Set exercise =
Collect each line holding the string "många".

(A block of data)
···
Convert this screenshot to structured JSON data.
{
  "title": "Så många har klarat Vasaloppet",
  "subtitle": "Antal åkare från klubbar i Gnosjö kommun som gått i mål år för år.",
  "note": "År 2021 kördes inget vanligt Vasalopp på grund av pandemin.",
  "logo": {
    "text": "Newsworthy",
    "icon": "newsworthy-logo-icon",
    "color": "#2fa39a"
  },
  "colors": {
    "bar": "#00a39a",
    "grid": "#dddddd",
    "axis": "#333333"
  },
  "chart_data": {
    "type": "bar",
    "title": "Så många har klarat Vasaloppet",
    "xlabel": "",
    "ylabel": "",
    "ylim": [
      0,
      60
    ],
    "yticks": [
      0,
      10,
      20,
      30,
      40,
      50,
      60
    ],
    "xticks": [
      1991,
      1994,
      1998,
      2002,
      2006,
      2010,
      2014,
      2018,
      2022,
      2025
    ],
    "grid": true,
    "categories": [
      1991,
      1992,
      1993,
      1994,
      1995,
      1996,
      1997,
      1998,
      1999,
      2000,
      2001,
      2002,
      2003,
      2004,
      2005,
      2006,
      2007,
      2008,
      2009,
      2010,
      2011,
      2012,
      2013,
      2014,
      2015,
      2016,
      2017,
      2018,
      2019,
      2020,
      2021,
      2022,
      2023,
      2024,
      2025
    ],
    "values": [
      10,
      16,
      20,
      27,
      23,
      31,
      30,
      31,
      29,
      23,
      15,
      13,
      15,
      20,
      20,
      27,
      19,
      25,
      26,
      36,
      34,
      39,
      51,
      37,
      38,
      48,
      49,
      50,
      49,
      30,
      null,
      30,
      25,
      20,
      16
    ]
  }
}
···
Solved exercise =
  "title": "Så många har klarat Vasaloppet",
    "title": "Så många har klarat Vasaloppet",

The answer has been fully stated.